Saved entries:

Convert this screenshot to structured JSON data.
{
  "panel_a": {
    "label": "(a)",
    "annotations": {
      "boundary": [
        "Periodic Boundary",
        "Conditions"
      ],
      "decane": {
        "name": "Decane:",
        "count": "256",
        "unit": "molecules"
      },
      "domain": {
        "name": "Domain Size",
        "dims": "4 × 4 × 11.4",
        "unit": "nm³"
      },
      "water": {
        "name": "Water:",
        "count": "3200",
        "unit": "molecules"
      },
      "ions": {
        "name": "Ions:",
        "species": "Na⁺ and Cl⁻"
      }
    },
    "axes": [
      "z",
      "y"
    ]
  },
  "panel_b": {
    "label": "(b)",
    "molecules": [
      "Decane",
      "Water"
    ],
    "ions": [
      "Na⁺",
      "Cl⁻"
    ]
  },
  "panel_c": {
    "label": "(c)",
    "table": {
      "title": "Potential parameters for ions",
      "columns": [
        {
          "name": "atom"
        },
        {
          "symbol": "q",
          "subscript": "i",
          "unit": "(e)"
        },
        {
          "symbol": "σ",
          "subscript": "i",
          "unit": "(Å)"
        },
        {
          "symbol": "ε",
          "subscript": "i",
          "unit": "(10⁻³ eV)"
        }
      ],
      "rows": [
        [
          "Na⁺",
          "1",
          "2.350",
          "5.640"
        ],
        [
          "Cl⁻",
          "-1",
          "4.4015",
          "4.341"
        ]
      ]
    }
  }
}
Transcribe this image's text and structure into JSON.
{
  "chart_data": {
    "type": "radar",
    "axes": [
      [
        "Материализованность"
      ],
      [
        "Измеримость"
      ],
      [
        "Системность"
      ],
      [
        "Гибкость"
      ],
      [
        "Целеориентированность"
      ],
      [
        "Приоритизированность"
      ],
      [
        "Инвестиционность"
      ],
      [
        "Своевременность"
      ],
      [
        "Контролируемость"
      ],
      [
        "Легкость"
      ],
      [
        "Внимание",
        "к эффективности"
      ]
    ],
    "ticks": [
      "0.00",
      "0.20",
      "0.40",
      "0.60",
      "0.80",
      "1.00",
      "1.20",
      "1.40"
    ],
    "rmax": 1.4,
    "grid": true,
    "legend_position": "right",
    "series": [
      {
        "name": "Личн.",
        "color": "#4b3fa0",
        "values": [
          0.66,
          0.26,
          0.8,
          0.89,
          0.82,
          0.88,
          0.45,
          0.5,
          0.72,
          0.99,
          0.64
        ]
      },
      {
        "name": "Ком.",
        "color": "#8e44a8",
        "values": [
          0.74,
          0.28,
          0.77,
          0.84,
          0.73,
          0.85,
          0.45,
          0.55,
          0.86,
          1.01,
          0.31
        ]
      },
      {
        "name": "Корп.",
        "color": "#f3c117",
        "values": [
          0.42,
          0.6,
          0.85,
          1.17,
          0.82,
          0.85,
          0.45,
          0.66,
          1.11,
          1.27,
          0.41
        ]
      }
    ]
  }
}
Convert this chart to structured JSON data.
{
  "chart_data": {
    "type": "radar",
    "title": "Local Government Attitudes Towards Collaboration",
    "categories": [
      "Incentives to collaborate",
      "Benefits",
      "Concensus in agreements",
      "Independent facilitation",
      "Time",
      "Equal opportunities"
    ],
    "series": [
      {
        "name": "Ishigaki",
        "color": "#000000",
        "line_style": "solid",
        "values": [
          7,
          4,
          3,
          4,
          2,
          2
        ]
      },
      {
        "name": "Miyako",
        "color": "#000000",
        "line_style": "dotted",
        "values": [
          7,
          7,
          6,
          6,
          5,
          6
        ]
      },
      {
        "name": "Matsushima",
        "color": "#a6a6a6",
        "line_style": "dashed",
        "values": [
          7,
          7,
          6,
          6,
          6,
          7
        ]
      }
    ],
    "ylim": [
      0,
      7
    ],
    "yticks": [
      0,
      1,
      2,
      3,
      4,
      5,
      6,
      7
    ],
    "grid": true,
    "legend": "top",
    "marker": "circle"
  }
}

# Direction
Write out the material exactly as given.

# Exercise result
Convert this screenshot to structured JSON data.
{
  "panel_a": {
    "label": "(a)",
    "annotations": {
      "boundary": [
        "Periodic Boundary",
        "Conditions"
      ],
      "decane": {
        "name": "Decane:",
        "count": "256",
        "unit": "molecules"
      },
      "domain": {
        "name": "Domain Size",
        "dims": "4 × 4 × 11.4",
        "unit": "nm³"
      },
      "water": {
        "name": "Water:",
        "count": "3200",
        "unit": "molecules"
      },
      "ions": {
        "name": "Ions:",
        "species": "Na⁺ and Cl⁻"
      }
    },
    "axes": [
      "z",
      "y"
    ]
  },
  "panel_b": {
    "label": "(b)",
    "molecules": [
      "Decane",
      "Water"
    ],
    "ions": [
      "Na⁺",
      "Cl⁻"
    ]
  },
  "panel_c": {
    "label": "(c)",
    "table": {
      "title": "Potential parameters for ions",
      "columns": [
        {
          "name": "atom"
        },
        {
          "symbol": "q",
          "subscript": "i",
          "unit": "(e)"
        },
        {
          "symbol": "σ",
          "subscript": "i",
          "unit": "(Å)"
        },
        {
          "symbol": "ε",
          "subscript": "i",
          "unit": "(10⁻³ eV)"
        }
      ],
      "rows": [
        [
          "Na⁺",
          "1",
          "2.350",
          "5.640"
        ],
        [
          "Cl⁻",
          "-1",
          "4.4015",
          "4.341"
        ]
      ]
    }
  }
}
Transcribe this image's text and structure into JSON.
{
  "chart_data": {
    "type": "radar",
    "axes": [
      [
        "Материализованность"
      ],
      [
        "Измеримость"
      ],
      [
        "Системность"
      ],
      [
        "Гибкость"
      ],
      [
        "Целеориентированность"
      ],
      [
        "Приоритизированность"
      ],
      [
        "Инвестиционность"
      ],
      [
        "Своевременность"
      ],
      [
        "Контролируемость"
      ],
      [
        "Легкость"
      ],
      [
        "Внимание",
        "к эффективности"
      ]
    ],
    "ticks": [
      "0.00",
      "0.20",
      "0.40",
      "0.60",
      "0.80",
      "1.00",
      "1.20",
      "1.40"
    ],
    "rmax": 1.4,
    "grid": true,
    "legend_position": "right",
    "series": [
      {
        "name": "Личн.",
        "color": "#4b3fa0",
        "values": [
          0.66,
          0.26,
          0.8,
          0.89,
          0.82,
          0.88,
          0.45,
          0.5,
          0.72,
          0.99,
          0.64
        ]
      },
      {
        "name": "Ком.",
        "color": "#8e44a8",
        "values": [
          0.74,
          0.28,
          0.77,
          0.84,
          0.73,
          0.85,
          0.45,
          0.55,
          0.86,
          1.01,
          0.31
        ]
      },
      {
        "name": "Корп.",
        "color": "#f3c117",
        "values": [
          0.42,
          0.6,
          0.85,
          1.17,
          0.82,
          0.85,
          0.45,
          0.66,
          1.11,
          1.27,
          0.41
        ]
      }
    ]
  }
}
Convert this chart to structured JSON data.
{
  "chart_data": {
    "type": "radar",
    "title": "Local Government Attitudes Towards Collaboration",
    "categories": [
      "Incentives to collaborate",
      "Benefits",
      "Concensus in agreements",
      "Independent facilitation",
      "Time",
      "Equal opportunities"
    ],
    "series": [
      {
        "name": "Ishigaki",
        "color": "#000000",
        "line_style": "solid",
        "values": [
          7,
          4,
          3,
          4,
          2,
          2
        ]
      },
      {
        "name": "Miyako",
        "color": "#000000",
        "line_style": "dotted",
        "values": [
          7,
          7,
          6,
          6,
          5,
          6
        ]
      },
      {
        "name": "Matsushima",
        "color": "#a6a6a6",
        "line_style": "dashed",
        "values": [
          7,
          7,
          6,
          6,
          6,
          7
        ]
      }
    ],
    "ylim": [
      0,
      7
    ],
    "yticks": [
      0,
      1,
      2,
      3,
      4,
      5,
      6,
      7
    ],
    "grid": true,
    "legend": "top",
    "marker": "circle"
  }
}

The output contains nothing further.